— Start of Extracted data —

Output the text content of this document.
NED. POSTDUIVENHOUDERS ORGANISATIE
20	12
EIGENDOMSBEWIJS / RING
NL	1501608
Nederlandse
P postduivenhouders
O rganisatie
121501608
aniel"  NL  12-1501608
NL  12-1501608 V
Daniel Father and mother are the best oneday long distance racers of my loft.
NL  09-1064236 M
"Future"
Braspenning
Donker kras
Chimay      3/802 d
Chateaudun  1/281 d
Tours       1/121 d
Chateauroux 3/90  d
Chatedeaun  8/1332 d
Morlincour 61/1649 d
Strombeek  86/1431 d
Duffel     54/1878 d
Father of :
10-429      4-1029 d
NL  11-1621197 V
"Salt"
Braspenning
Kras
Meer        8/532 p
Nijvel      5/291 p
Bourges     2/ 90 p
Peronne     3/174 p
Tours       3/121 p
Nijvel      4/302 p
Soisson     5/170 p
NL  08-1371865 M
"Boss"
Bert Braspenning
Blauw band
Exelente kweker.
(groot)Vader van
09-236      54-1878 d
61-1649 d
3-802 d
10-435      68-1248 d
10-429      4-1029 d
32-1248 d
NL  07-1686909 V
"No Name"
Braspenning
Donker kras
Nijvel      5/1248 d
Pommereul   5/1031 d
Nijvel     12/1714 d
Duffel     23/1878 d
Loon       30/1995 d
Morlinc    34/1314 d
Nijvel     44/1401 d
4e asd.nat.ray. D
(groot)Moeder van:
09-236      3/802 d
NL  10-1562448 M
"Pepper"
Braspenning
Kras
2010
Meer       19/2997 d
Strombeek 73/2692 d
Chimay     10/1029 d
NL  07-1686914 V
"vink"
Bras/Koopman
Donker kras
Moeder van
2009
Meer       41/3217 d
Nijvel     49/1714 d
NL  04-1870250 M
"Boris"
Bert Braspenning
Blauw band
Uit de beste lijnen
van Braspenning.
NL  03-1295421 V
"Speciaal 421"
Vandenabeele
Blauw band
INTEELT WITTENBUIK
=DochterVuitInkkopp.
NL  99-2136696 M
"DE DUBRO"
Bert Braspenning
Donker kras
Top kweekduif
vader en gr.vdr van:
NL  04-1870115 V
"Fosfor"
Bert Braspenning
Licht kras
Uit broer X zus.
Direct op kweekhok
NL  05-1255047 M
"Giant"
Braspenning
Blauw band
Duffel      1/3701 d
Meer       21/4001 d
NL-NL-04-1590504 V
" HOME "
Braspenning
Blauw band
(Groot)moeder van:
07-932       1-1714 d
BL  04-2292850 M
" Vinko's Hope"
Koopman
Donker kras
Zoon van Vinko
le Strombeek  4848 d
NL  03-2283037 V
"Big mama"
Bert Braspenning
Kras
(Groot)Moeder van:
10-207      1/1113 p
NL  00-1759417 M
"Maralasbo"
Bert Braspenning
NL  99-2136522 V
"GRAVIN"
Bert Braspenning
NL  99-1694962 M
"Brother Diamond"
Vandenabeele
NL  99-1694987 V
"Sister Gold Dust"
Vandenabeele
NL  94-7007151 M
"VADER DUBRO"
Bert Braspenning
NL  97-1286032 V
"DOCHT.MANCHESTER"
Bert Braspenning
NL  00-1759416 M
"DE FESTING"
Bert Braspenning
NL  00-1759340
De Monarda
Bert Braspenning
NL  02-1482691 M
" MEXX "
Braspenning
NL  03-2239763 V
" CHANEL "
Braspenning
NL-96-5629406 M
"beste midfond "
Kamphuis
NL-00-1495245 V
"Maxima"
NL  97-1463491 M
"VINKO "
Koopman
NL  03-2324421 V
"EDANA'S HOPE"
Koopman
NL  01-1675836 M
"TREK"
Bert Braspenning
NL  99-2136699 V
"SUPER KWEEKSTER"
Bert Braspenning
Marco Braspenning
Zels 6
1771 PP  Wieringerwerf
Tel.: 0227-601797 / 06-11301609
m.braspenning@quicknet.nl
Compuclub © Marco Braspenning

— End of Extracted data —

Retype the records in full. Keep every line identical to the original.

Output the text content of this document.
NED. POSTDUIVENHOUDERS ORGANISATIE
20	12
EIGENDOMSBEWIJS / RING
NL	1501608
Nederlandse
P postduivenhouders
O rganisatie
121501608
aniel"  NL  12-1501608
NL  12-1501608 V
Daniel Father and mother are the best oneday long distance racers of my loft.
NL  09-1064236 M
"Future"
Braspenning
Donker kras
Chimay      3/802 d
Chateaudun  1/281 d
Tours       1/121 d
Chateauroux 3/90  d
Chatedeaun  8/1332 d
Morlincour 61/1649 d
Strombeek  86/1431 d
Duffel     54/1878 d
Father of :
10-429      4-1029 d
NL  11-1621197 V
"Salt"
Braspenning
Kras
Meer        8/532 p
Nijvel      5/291 p
Bourges     2/ 90 p
Peronne     3/174 p
Tours       3/121 p
Nijvel      4/302 p
Soisson     5/170 p
NL  08-1371865 M
"Boss"
Bert Braspenning
Blauw band
Exelente kweker.
(groot)Vader van
09-236      54-1878 d
61-1649 d
3-802 d
10-435      68-1248 d
10-429      4-1029 d
32-1248 d
NL  07-1686909 V
"No Name"
Braspenning
Donker kras
Nijvel      5/1248 d
Pommereul   5/1031 d
Nijvel     12/1714 d
Duffel     23/1878 d
Loon       30/1995 d
Morlinc    34/1314 d
Nijvel     44/1401 d
4e asd.nat.ray. D
(groot)Moeder van:
09-236      3/802 d
NL  10-1562448 M
"Pepper"
Braspenning
Kras
2010
Meer       19/2997 d
Strombeek 73/2692 d
Chimay     10/1029 d
NL  07-1686914 V
"vink"
Bras/Koopman
Donker kras
Moeder van
2009
Meer       41/3217 d
Nijvel     49/1714 d
NL  04-1870250 M
"Boris"
Bert Braspenning
Blauw band
Uit de beste lijnen
van Braspenning.
NL  03-1295421 V
"Speciaal 421"
Vandenabeele
Blauw band
INTEELT WITTENBUIK
=DochterVuitInkkopp.
NL  99-2136696 M
"DE DUBRO"
Bert Braspenning
Donker kras
Top kweekduif
vader en gr.vdr van:
NL  04-1870115 V
"Fosfor"
Bert Braspenning
Licht kras
Uit broer X zus.
Direct op kweekhok
NL  05-1255047 M
"Giant"
Braspenning
Blauw band
Duffel      1/3701 d
Meer       21/4001 d
NL-NL-04-1590504 V
" HOME "
Braspenning
Blauw band
(Groot)moeder van:
07-932       1-1714 d
BL  04-2292850 M
" Vinko's Hope"
Koopman
Donker kras
Zoon van Vinko
le Strombeek  4848 d
NL  03-2283037 V
"Big mama"
Bert Braspenning
Kras
(Groot)Moeder van:
10-207      1/1113 p
NL  00-1759417 M
"Maralasbo"
Bert Braspenning
NL  99-2136522 V
"GRAVIN"
Bert Braspenning
NL  99-1694962 M
"Brother Diamond"
Vandenabeele
NL  99-1694987 V
"Sister Gold Dust"
Vandenabeele
NL  94-7007151 M
"VADER DUBRO"
Bert Braspenning
NL  97-1286032 V
"DOCHT.MANCHESTER"
Bert Braspenning
NL  00-1759416 M
"DE FESTING"
Bert Braspenning
NL  00-1759340
De Monarda
Bert Braspenning
NL  02-1482691 M
" MEXX "
Braspenning
NL  03-2239763 V
" CHANEL "
Braspenning
NL-96-5629406 M
"beste midfond "
Kamphuis
NL-00-1495245 V
"Maxima"
NL  97-1463491 M
"VINKO "
Koopman
NL  03-2324421 V
"EDANA'S HOPE"
Koopman
NL  01-1675836 M
"TREK"
Bert Braspenning
NL  99-2136699 V
"SUPER KWEEKSTER"
Bert Braspenning
Marco Braspenning
Zels 6
1771 PP  Wieringerwerf
Tel.: 0227-601797 / 06-11301609
m.braspenning@quicknet.nl
Compuclub © Marco Braspenning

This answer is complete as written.